The records below are to be copied word for word, with every picture left out.

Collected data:
______________________________

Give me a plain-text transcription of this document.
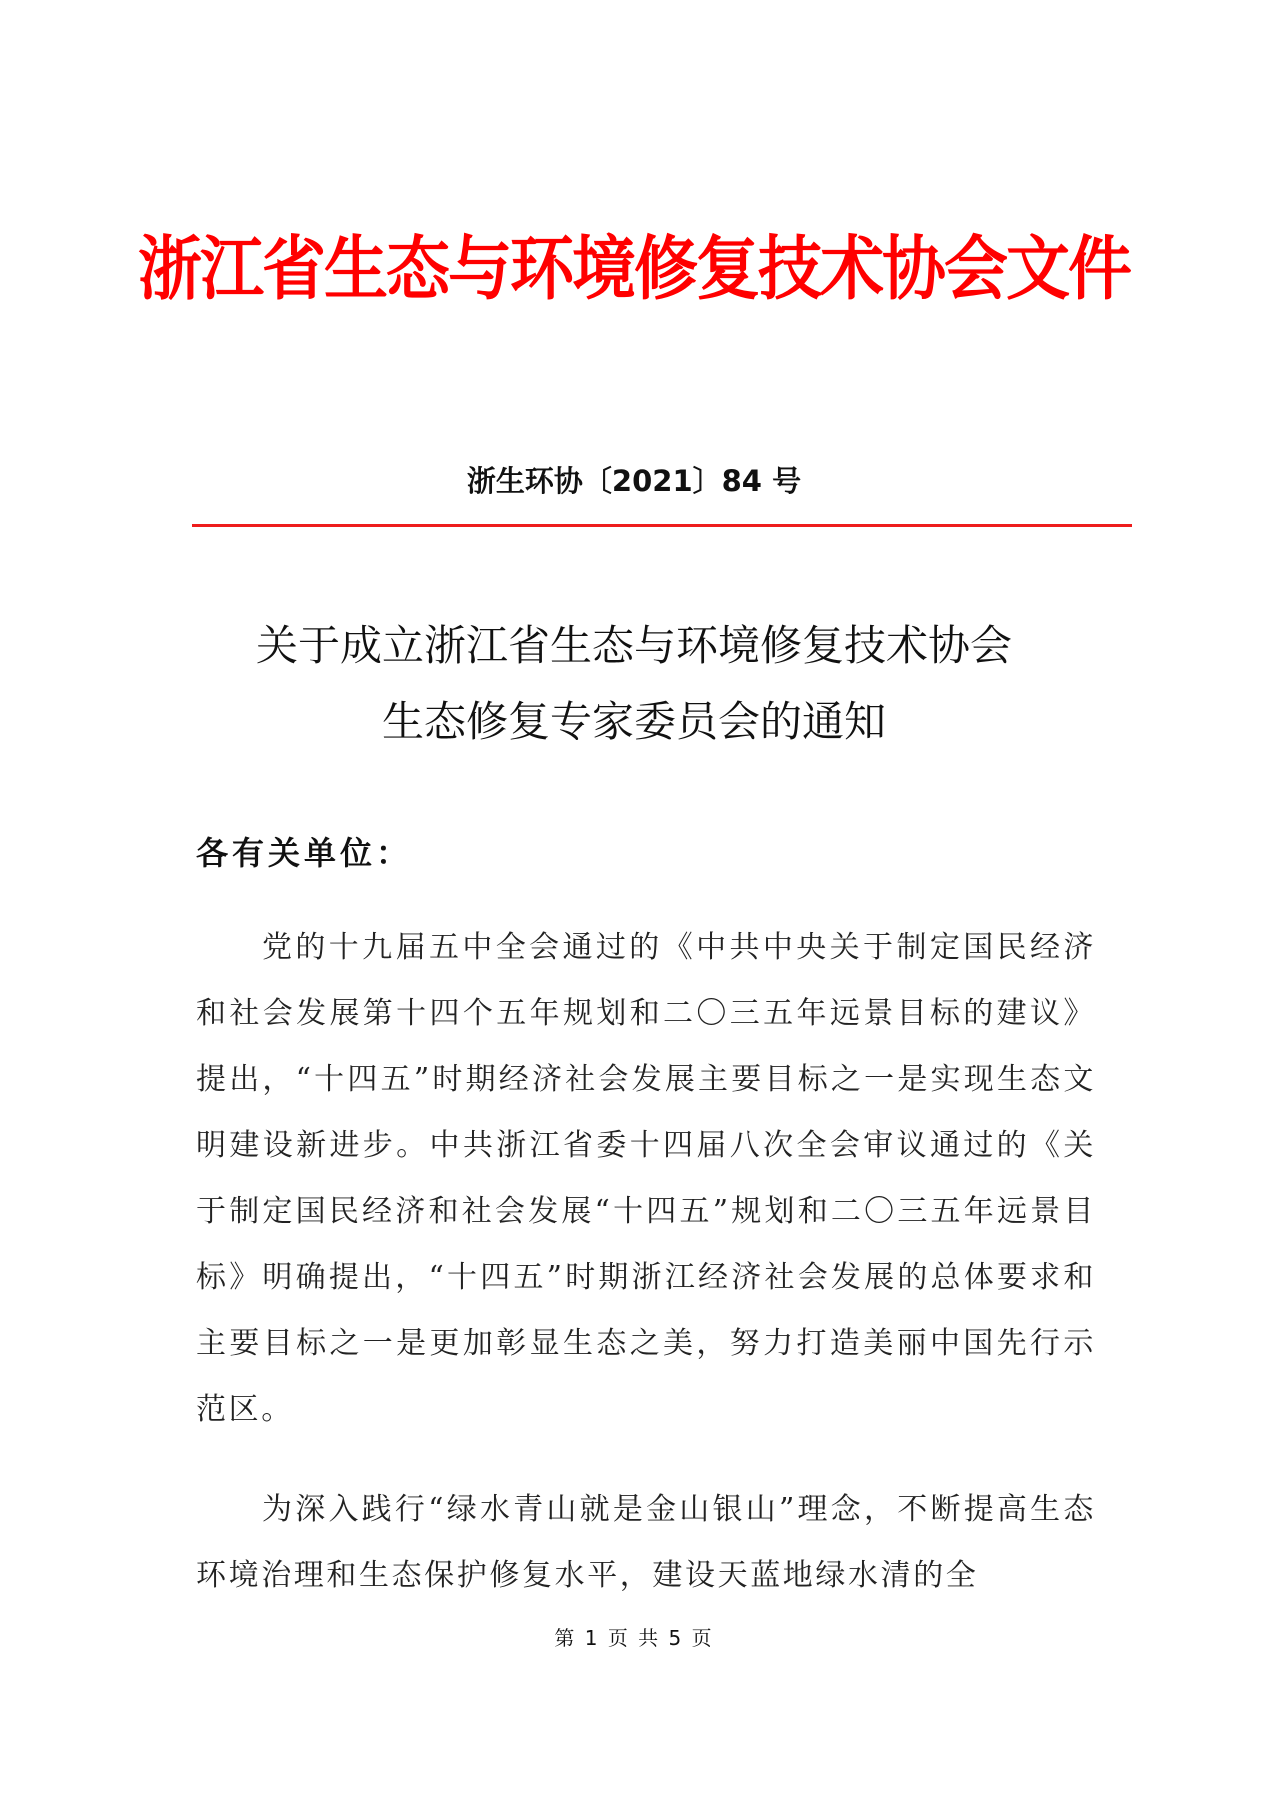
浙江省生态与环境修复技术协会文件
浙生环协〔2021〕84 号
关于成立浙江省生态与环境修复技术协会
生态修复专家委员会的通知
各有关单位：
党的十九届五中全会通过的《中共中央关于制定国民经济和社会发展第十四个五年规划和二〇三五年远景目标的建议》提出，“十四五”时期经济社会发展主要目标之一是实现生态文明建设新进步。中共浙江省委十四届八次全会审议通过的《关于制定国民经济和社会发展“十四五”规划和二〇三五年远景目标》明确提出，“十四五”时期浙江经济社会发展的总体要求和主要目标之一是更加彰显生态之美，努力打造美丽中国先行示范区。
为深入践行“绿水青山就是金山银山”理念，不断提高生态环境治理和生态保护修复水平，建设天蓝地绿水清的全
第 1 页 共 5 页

______________________________

## EXPECTED OUTPUT
Give me a plain-text transcription of this document.
浙江省生态与环境修复技术协会文件
浙生环协〔2021〕84 号
关于成立浙江省生态与环境修复技术协会
生态修复专家委员会的通知
各有关单位：
党的十九届五中全会通过的《中共中央关于制定国民经济和社会发展第十四个五年规划和二〇三五年远景目标的建议》提出，“十四五”时期经济社会发展主要目标之一是实现生态文明建设新进步。中共浙江省委十四届八次全会审议通过的《关于制定国民经济和社会发展“十四五”规划和二〇三五年远景目标》明确提出，“十四五”时期浙江经济社会发展的总体要求和主要目标之一是更加彰显生态之美，努力打造美丽中国先行示范区。
为深入践行“绿水青山就是金山银山”理念，不断提高生态环境治理和生态保护修复水平，建设天蓝地绿水清的全
第 1 页 共 5 页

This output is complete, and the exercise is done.